WHAT YOU ARE ASKED TO DO:
Copy out the data exactly, leaving the pictures behind.

***** INPUT DATA *****

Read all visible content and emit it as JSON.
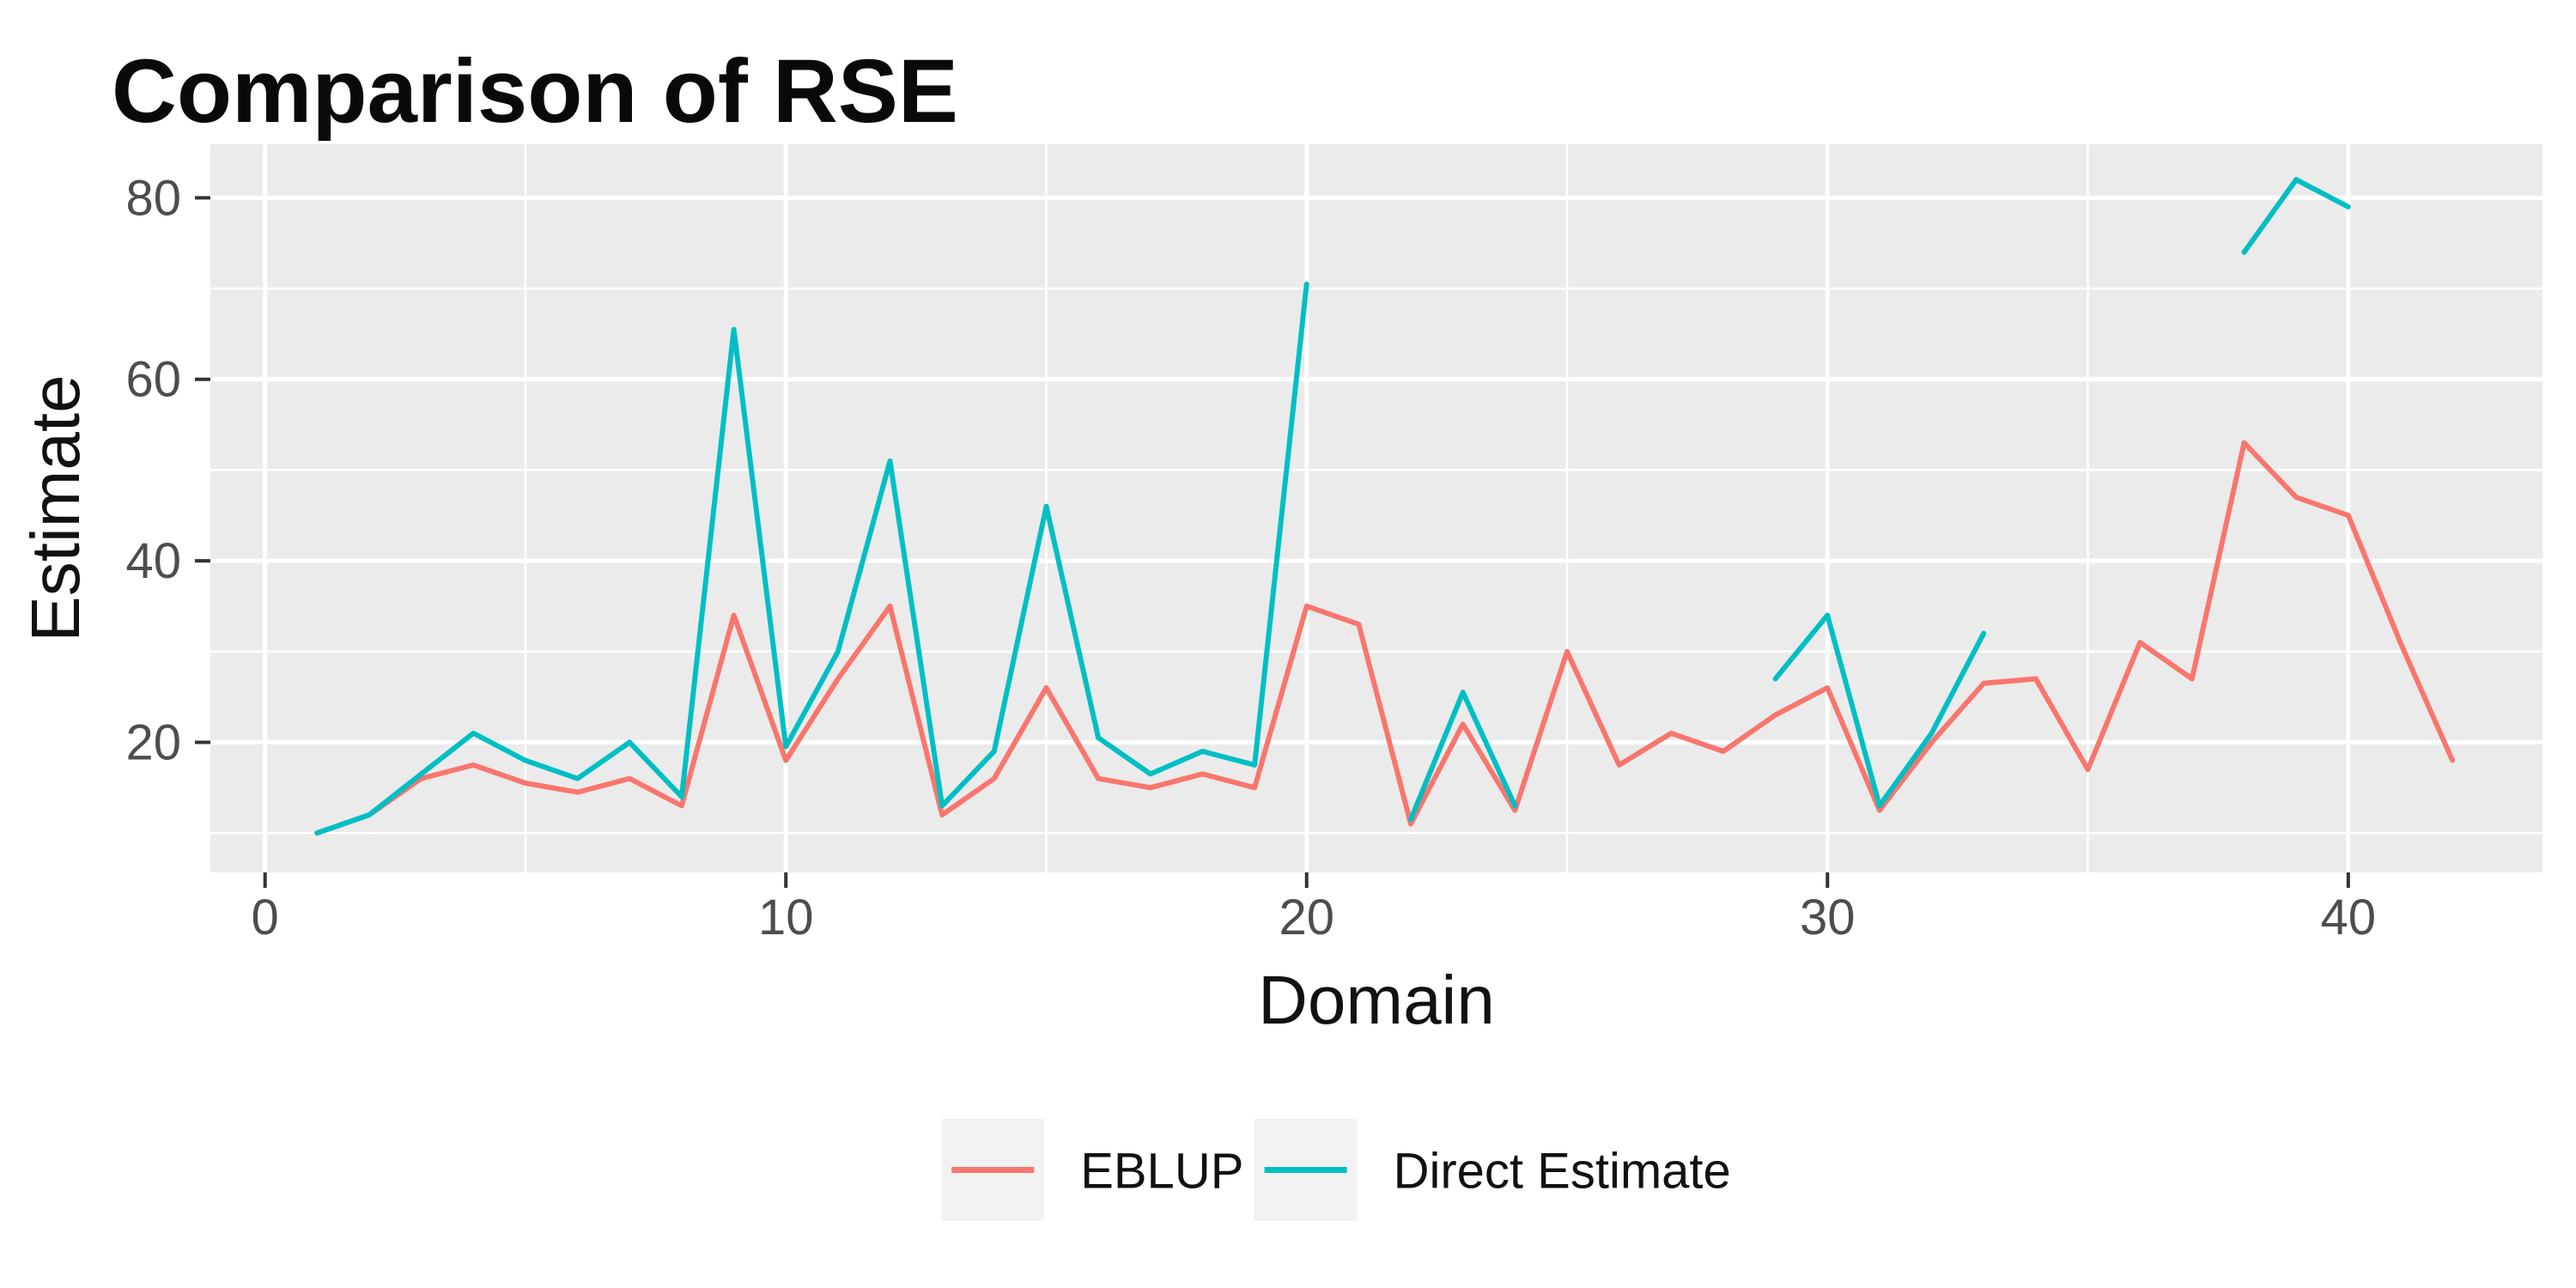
{
  "chart_data": {
    "type": "line",
    "title": "Comparison of RSE",
    "xlabel": "Domain",
    "ylabel": "Estimate",
    "legend_position": "bottom",
    "grid": "on",
    "x": [
      1,
      2,
      3,
      4,
      5,
      6,
      7,
      8,
      9,
      10,
      11,
      12,
      13,
      14,
      15,
      16,
      17,
      18,
      19,
      20,
      21,
      22,
      23,
      24,
      25,
      26,
      27,
      28,
      29,
      30,
      31,
      32,
      33,
      34,
      35,
      36,
      37,
      38,
      39,
      40,
      41,
      42
    ],
    "series": [
      {
        "name": "EBLUP",
        "color": "#F8766D",
        "values": [
          10,
          12,
          16,
          17.5,
          15.5,
          14.5,
          16,
          13,
          34,
          18,
          27,
          35,
          12,
          16,
          26,
          16,
          15,
          16.5,
          15,
          35,
          33,
          11,
          22,
          12.5,
          30,
          17.5,
          21,
          19,
          23,
          26,
          12.5,
          20,
          26.5,
          27,
          17,
          31,
          27,
          53,
          47,
          45,
          31,
          18
        ]
      },
      {
        "name": "Direct Estimate",
        "color": "#00BFC4",
        "values": [
          10,
          12,
          16.5,
          21,
          18,
          16,
          20,
          14,
          65.5,
          19.5,
          30,
          51,
          13,
          19,
          46,
          20.5,
          16.5,
          19,
          17.5,
          70.5,
          null,
          11.5,
          25.5,
          13,
          null,
          null,
          null,
          null,
          27,
          34,
          13,
          21,
          32,
          null,
          null,
          null,
          null,
          74,
          82,
          79,
          null,
          null
        ]
      }
    ],
    "x_ticks": [
      0,
      10,
      20,
      30,
      40
    ],
    "y_ticks": [
      20,
      40,
      60,
      80
    ],
    "x_minor_ticks": [
      5,
      15,
      25,
      35
    ],
    "y_minor_ticks": [
      10,
      30,
      50,
      70
    ],
    "xlim": [
      -1.05,
      43.73
    ],
    "ylim": [
      5.66,
      85.9
    ]
  },
  "theme": {
    "panel_background": "#EBEBEB",
    "grid_color": "#FFFFFF",
    "tick_mark_color": "#333333",
    "tick_label_color": "#4D4D4D",
    "axis_title_color": "#111111",
    "title_color": "#0A0A0A",
    "legend_key_fill": "#F2F2F2",
    "legend_text_color": "#111111"
  }
}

*****

ANSWER FOR THIS EXERCISE:
Read all visible content and emit it as JSON.
{
  "chart_data": {
    "type": "line",
    "title": "Comparison of RSE",
    "xlabel": "Domain",
    "ylabel": "Estimate",
    "legend_position": "bottom",
    "grid": "on",
    "x": [
      1,
      2,
      3,
      4,
      5,
      6,
      7,
      8,
      9,
      10,
      11,
      12,
      13,
      14,
      15,
      16,
      17,
      18,
      19,
      20,
      21,
      22,
      23,
      24,
      25,
      26,
      27,
      28,
      29,
      30,
      31,
      32,
      33,
      34,
      35,
      36,
      37,
      38,
      39,
      40,
      41,
      42
    ],
    "series": [
      {
        "name": "EBLUP",
        "color": "#F8766D",
        "values": [
          10,
          12,
          16,
          17.5,
          15.5,
          14.5,
          16,
          13,
          34,
          18,
          27,
          35,
          12,
          16,
          26,
          16,
          15,
          16.5,
          15,
          35,
          33,
          11,
          22,
          12.5,
          30,
          17.5,
          21,
          19,
          23,
          26,
          12.5,
          20,
          26.5,
          27,
          17,
          31,
          27,
          53,
          47,
          45,
          31,
          18
        ]
      },
      {
        "name": "Direct Estimate",
        "color": "#00BFC4",
        "values": [
          10,
          12,
          16.5,
          21,
          18,
          16,
          20,
          14,
          65.5,
          19.5,
          30,
          51,
          13,
          19,
          46,
          20.5,
          16.5,
          19,
          17.5,
          70.5,
          null,
          11.5,
          25.5,
          13,
          null,
          null,
          null,
          null,
          27,
          34,
          13,
          21,
          32,
          null,
          null,
          null,
          null,
          74,
          82,
          79,
          null,
          null
        ]
      }
    ],
    "x_ticks": [
      0,
      10,
      20,
      30,
      40
    ],
    "y_ticks": [
      20,
      40,
      60,
      80
    ],
    "x_minor_ticks": [
      5,
      15,
      25,
      35
    ],
    "y_minor_ticks": [
      10,
      30,
      50,
      70
    ],
    "xlim": [
      -1.05,
      43.73
    ],
    "ylim": [
      5.66,
      85.9
    ]
  },
  "theme": {
    "panel_background": "#EBEBEB",
    "grid_color": "#FFFFFF",
    "tick_mark_color": "#333333",
    "tick_label_color": "#4D4D4D",
    "axis_title_color": "#111111",
    "title_color": "#0A0A0A",
    "legend_key_fill": "#F2F2F2",
    "legend_text_color": "#111111"
  }
}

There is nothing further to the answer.